[Source records]
____
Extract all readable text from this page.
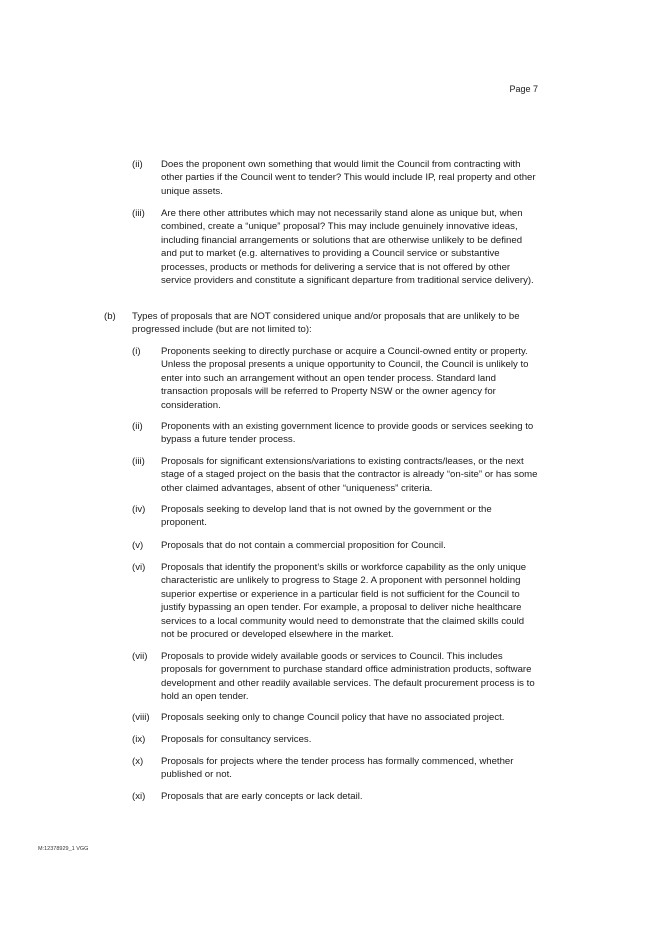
Page 7
(ii) Does the proponent own something that would limit the Council from contracting with other parties if the Council went to tender? This would include IP, real property and other unique assets.
(iii) Are there other attributes which may not necessarily stand alone as unique but, when combined, create a “unique” proposal? This may include genuinely innovative ideas, including financial arrangements or solutions that are otherwise unlikely to be defined and put to market (e.g. alternatives to providing a Council service or substantive processes, products or methods for delivering a service that is not offered by other service providers and constitute a significant departure from traditional service delivery).
(b) Types of proposals that are NOT considered unique and/or proposals that are unlikely to be progressed include (but are not limited to):
(i) Proponents seeking to directly purchase or acquire a Council-owned entity or property. Unless the proposal presents a unique opportunity to Council, the Council is unlikely to enter into such an arrangement without an open tender process. Standard land transaction proposals will be referred to Property NSW or the owner agency for consideration.
(ii) Proponents with an existing government licence to provide goods or services seeking to bypass a future tender process.
(iii) Proposals for significant extensions/variations to existing contracts/leases, or the next stage of a staged project on the basis that the contractor is already “on-site” or has some other claimed advantages, absent of other “uniqueness” criteria.
(iv) Proposals seeking to develop land that is not owned by the government or the proponent.
(v) Proposals that do not contain a commercial proposition for Council.
(vi) Proposals that identify the proponent’s skills or workforce capability as the only unique characteristic are unlikely to progress to Stage 2. A proponent with personnel holding superior expertise or experience in a particular field is not sufficient for the Council to justify bypassing an open tender. For example, a proposal to deliver niche healthcare services to a local community would need to demonstrate that the claimed skills could not be procured or developed elsewhere in the market.
(vii) Proposals to provide widely available goods or services to Council. This includes proposals for government to purchase standard office administration products, software development and other readily available services. The default procurement process is to hold an open tender.
(viii) Proposals seeking only to change Council policy that have no associated project.
(ix) Proposals for consultancy services.
(x) Proposals for projects where the tender process has formally commenced, whether published or not.
(xi) Proposals that are early concepts or lack detail.
M:12378929_1 VGG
____
### To do
Go through the listing above and pull out each line containing the word "would".

### Response to the task
(ii) Does the proponent own something that would limit the Council from contracting with other parties if the Council went to tender? This would include IP, real property and other unique assets.
(vi) Proposals that identify the proponent’s skills or workforce capability as the only unique characteristic are unlikely to progress to Stage 2. A proponent with personnel holding superior expertise or experience in a particular field is not sufficient for the Council to justify bypassing an open tender. For example, a proposal to deliver niche healthcare services to a local community would need to demonstrate that the claimed skills could not be procured or developed elsewhere in the market.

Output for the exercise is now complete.